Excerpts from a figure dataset
########################################

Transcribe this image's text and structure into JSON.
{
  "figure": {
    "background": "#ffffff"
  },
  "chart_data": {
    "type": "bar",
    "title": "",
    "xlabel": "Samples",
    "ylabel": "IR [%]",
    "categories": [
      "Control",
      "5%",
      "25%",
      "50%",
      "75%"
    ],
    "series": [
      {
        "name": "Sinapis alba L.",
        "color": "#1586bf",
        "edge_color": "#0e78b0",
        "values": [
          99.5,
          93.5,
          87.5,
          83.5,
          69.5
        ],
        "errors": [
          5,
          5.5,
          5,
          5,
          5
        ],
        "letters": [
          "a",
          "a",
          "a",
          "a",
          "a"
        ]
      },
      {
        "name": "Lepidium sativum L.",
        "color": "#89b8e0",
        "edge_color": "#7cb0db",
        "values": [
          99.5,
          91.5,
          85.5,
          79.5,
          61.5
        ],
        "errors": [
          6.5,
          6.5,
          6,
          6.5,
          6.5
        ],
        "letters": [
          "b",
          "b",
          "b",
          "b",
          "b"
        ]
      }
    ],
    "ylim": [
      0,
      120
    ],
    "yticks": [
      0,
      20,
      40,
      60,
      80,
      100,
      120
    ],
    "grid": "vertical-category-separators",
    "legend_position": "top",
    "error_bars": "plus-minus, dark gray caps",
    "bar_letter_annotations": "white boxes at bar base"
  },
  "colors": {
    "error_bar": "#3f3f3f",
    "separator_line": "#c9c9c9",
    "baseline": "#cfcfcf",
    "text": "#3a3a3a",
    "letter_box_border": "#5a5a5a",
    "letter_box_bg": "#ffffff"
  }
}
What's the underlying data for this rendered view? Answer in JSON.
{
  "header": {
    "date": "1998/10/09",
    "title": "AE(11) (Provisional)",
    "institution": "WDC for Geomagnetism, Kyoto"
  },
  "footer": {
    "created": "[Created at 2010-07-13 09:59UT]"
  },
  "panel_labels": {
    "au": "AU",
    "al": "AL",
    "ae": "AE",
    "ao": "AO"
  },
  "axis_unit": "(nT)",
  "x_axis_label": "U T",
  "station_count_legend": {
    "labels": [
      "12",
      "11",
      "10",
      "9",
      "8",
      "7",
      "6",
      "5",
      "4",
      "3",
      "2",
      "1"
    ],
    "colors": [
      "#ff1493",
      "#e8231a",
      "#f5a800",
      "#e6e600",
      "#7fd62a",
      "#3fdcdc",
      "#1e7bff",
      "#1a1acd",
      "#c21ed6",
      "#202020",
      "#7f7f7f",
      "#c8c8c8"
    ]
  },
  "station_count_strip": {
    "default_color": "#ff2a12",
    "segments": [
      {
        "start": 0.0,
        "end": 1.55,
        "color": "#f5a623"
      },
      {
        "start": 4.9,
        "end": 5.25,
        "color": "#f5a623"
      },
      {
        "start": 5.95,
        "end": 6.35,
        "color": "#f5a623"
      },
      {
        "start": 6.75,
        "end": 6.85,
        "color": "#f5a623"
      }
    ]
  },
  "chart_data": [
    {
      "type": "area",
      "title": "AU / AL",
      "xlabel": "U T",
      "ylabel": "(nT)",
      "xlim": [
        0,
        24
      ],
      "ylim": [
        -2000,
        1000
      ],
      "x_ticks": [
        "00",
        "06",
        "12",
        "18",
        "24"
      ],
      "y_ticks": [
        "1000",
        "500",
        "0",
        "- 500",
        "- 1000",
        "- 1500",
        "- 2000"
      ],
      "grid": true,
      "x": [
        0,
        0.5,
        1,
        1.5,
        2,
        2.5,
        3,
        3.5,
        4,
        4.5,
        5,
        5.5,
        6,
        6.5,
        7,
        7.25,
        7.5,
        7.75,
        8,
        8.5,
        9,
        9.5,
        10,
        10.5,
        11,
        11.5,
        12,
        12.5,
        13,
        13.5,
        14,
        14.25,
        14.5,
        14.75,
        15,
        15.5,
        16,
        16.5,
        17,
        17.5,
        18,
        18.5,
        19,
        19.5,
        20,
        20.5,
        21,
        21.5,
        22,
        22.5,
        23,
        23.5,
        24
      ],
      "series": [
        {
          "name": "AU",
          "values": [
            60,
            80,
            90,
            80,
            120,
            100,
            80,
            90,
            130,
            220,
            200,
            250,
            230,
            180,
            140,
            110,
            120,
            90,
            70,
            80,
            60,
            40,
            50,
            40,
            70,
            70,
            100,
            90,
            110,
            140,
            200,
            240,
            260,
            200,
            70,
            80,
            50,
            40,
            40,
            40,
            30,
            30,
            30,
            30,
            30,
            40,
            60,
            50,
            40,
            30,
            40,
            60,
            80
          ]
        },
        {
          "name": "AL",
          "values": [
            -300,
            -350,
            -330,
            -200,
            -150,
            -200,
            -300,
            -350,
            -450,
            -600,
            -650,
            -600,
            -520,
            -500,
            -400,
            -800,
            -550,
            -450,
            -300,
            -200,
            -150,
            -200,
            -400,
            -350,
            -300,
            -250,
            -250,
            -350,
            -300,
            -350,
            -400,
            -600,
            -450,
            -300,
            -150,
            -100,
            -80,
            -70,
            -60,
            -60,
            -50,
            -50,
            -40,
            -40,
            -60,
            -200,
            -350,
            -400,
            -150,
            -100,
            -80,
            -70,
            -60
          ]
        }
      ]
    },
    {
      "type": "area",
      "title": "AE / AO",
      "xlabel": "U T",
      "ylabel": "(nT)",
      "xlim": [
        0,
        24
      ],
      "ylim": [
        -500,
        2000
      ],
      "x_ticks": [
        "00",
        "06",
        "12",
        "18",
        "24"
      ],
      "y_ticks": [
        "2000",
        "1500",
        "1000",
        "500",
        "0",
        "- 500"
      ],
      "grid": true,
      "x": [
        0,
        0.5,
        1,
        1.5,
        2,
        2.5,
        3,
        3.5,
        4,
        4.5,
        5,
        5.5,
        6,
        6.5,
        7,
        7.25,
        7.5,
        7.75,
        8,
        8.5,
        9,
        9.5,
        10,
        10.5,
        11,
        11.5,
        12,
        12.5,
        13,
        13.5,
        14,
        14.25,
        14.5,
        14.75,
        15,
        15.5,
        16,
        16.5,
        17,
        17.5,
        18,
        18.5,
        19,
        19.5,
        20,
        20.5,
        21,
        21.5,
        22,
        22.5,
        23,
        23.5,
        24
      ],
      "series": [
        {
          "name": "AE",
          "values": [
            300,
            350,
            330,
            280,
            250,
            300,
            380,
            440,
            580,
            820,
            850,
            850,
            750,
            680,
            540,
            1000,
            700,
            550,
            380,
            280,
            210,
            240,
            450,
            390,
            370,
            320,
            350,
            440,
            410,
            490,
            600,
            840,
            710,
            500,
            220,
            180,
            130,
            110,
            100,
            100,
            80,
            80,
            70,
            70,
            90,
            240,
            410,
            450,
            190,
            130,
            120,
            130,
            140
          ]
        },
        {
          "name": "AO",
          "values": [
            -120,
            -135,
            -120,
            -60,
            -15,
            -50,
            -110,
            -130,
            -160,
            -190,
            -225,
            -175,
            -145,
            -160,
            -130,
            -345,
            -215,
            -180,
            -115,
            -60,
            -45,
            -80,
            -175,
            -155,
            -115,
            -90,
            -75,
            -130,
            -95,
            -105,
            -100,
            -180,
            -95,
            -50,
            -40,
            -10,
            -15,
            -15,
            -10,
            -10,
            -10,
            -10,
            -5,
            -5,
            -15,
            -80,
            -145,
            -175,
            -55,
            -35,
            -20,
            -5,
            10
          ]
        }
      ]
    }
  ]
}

########################################

Gather every line from the listing above in which the word "name" appears.

        "name": "Sinapis alba L.",
        "name": "Lepidium sativum L.",
          "name": "AU",
          "name": "AL",
          "name": "AE",
          "name": "AO",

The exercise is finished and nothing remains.